Data records:
***

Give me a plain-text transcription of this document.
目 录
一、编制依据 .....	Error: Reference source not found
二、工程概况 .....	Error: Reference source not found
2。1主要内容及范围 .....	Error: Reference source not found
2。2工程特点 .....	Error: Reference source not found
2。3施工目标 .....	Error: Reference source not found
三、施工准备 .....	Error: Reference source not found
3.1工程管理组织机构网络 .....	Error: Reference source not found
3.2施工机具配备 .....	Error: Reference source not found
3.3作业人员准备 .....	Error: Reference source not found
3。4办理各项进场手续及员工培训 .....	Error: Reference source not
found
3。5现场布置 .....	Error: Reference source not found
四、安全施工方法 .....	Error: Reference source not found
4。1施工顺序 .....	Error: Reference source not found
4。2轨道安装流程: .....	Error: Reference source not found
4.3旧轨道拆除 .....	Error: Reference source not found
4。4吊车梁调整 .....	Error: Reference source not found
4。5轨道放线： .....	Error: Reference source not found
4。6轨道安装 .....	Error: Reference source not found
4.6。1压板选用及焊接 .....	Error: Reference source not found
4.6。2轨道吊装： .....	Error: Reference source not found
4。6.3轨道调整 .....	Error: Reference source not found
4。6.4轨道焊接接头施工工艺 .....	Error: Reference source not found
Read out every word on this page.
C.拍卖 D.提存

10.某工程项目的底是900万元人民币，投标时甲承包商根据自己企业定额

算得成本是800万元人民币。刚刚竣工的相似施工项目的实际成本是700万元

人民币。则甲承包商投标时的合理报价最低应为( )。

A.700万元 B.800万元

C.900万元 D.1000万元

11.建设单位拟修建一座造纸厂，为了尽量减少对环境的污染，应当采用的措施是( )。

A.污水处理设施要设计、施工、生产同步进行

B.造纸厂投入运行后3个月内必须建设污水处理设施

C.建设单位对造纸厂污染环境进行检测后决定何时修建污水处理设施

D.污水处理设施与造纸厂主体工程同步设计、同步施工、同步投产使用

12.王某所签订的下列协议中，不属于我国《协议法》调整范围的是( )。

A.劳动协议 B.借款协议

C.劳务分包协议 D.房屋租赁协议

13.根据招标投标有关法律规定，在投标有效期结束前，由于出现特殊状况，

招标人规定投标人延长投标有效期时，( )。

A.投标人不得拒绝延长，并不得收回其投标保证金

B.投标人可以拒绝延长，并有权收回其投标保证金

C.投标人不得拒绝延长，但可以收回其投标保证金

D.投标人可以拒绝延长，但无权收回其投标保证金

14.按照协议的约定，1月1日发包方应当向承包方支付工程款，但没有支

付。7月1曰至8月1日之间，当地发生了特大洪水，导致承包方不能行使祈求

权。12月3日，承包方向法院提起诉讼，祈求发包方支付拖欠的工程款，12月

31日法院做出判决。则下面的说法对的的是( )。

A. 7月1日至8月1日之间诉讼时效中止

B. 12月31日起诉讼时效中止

***

WORK INSTRUCTIONS: Search the data above for lines holding "this" and copy each of them.

FINAL RESULT:
Give me a plain-text transcription of this document.
Read out every word on this page.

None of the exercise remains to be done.